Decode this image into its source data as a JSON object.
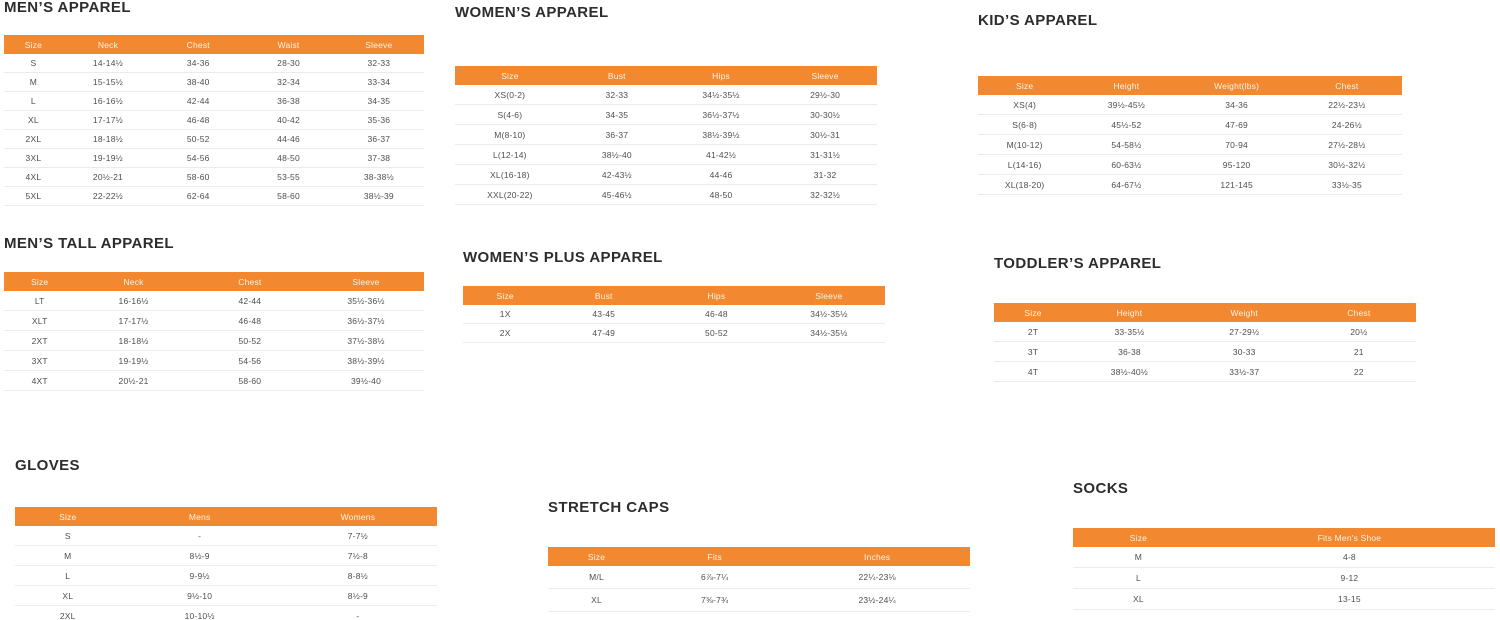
{
  "accent_color": "#F2882F",
  "header_text_color": "#FDF4E6",
  "body_text_color": "#4e4e4e",
  "title_text_color": "#2d2d2d",
  "tables": [
    {
      "id": "mens",
      "title": "MEN’S APPAREL",
      "headers": [
        "Size",
        "Neck",
        "Chest",
        "Waist",
        "Sleeve"
      ],
      "rows": [
        [
          "S",
          "14-14½",
          "34-36",
          "28-30",
          "32-33"
        ],
        [
          "M",
          "15-15½",
          "38-40",
          "32-34",
          "33-34"
        ],
        [
          "L",
          "16-16½",
          "42-44",
          "36-38",
          "34-35"
        ],
        [
          "XL",
          "17-17½",
          "46-48",
          "40-42",
          "35-36"
        ],
        [
          "2XL",
          "18-18½",
          "50-52",
          "44-46",
          "36-37"
        ],
        [
          "3XL",
          "19-19½",
          "54-56",
          "48-50",
          "37-38"
        ],
        [
          "4XL",
          "20½-21",
          "58-60",
          "53-55",
          "38-38½"
        ],
        [
          "5XL",
          "22-22½",
          "62-64",
          "58-60",
          "38½-39"
        ]
      ]
    },
    {
      "id": "womens",
      "title": "WOMEN’S APPAREL",
      "headers": [
        "Size",
        "Bust",
        "Hips",
        "Sleeve"
      ],
      "rows": [
        [
          "XS(0-2)",
          "32-33",
          "34½-35½",
          "29½-30"
        ],
        [
          "S(4-6)",
          "34-35",
          "36½-37½",
          "30-30½"
        ],
        [
          "M(8-10)",
          "36-37",
          "38½-39½",
          "30½-31"
        ],
        [
          "L(12-14)",
          "38½-40",
          "41-42½",
          "31-31½"
        ],
        [
          "XL(16-18)",
          "42-43½",
          "44-46",
          "31-32"
        ],
        [
          "XXL(20-22)",
          "45-46½",
          "48-50",
          "32-32½"
        ]
      ]
    },
    {
      "id": "kids",
      "title": "KID’S APPAREL",
      "headers": [
        "Size",
        "Height",
        "Weight(lbs)",
        "Chest"
      ],
      "rows": [
        [
          "XS(4)",
          "39½-45½",
          "34-36",
          "22½-23½"
        ],
        [
          "S(6-8)",
          "45½-52",
          "47-69",
          "24-26½"
        ],
        [
          "M(10-12)",
          "54-58½",
          "70-94",
          "27½-28½"
        ],
        [
          "L(14-16)",
          "60-63½",
          "95-120",
          "30½-32½"
        ],
        [
          "XL(18-20)",
          "64-67½",
          "121-145",
          "33½-35"
        ]
      ]
    },
    {
      "id": "mens_tall",
      "title": "MEN’S TALL APPAREL",
      "headers": [
        "Size",
        "Neck",
        "Chest",
        "Sleeve"
      ],
      "rows": [
        [
          "LT",
          "16-16½",
          "42-44",
          "35½-36½"
        ],
        [
          "XLT",
          "17-17½",
          "46-48",
          "36½-37½"
        ],
        [
          "2XT",
          "18-18½",
          "50-52",
          "37½-38½"
        ],
        [
          "3XT",
          "19-19½",
          "54-56",
          "38½-39½"
        ],
        [
          "4XT",
          "20½-21",
          "58-60",
          "39½-40"
        ]
      ]
    },
    {
      "id": "womens_plus",
      "title": "WOMEN’S PLUS APPAREL",
      "headers": [
        "Size",
        "Bust",
        "Hips",
        "Sleeve"
      ],
      "rows": [
        [
          "1X",
          "43-45",
          "46-48",
          "34½-35½"
        ],
        [
          "2X",
          "47-49",
          "50-52",
          "34½-35½"
        ]
      ]
    },
    {
      "id": "toddlers",
      "title": "TODDLER’S APPAREL",
      "headers": [
        "Size",
        "Height",
        "Weight",
        "Chest"
      ],
      "rows": [
        [
          "2T",
          "33-35½",
          "27-29½",
          "20½"
        ],
        [
          "3T",
          "36-38",
          "30-33",
          "21"
        ],
        [
          "4T",
          "38½-40½",
          "33½-37",
          "22"
        ]
      ]
    },
    {
      "id": "gloves",
      "title": "GLOVES",
      "headers": [
        "Size",
        "Mens",
        "Womens"
      ],
      "rows": [
        [
          "S",
          "-",
          "7-7½"
        ],
        [
          "M",
          "8½-9",
          "7½-8"
        ],
        [
          "L",
          "9-9½",
          "8-8½"
        ],
        [
          "XL",
          "9½-10",
          "8½-9"
        ],
        [
          "2XL",
          "10-10½",
          "-"
        ]
      ]
    },
    {
      "id": "caps",
      "title": "STRETCH CAPS",
      "headers": [
        "Size",
        "Fits",
        "Inches"
      ],
      "rows": [
        [
          "M/L",
          "6⅞-7¼",
          "22¼-23⅛"
        ],
        [
          "XL",
          "7⅜-7¾",
          "23½-24¼"
        ]
      ]
    },
    {
      "id": "socks",
      "title": "SOCKS",
      "headers": [
        "Size",
        "Fits Men's Shoe"
      ],
      "rows": [
        [
          "M",
          "4-8"
        ],
        [
          "L",
          "9-12"
        ],
        [
          "XL",
          "13-15"
        ]
      ]
    }
  ]
}
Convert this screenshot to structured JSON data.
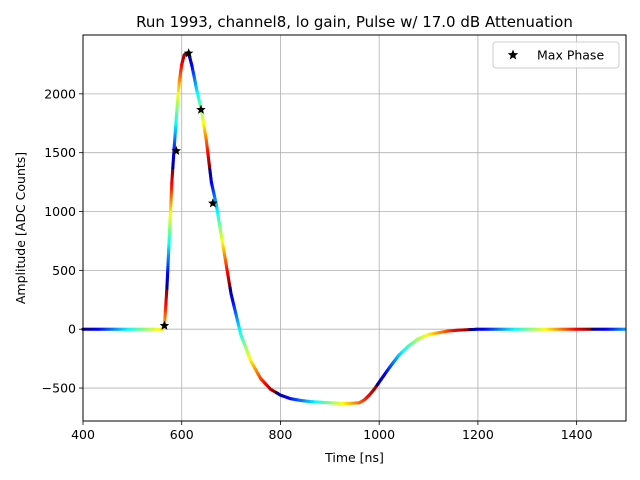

Work to do: Return each line of the data that contains the string "this".

Task answer:
Decode this image into its source data as a JSON object.
Convert this screenshot to structured JSON data.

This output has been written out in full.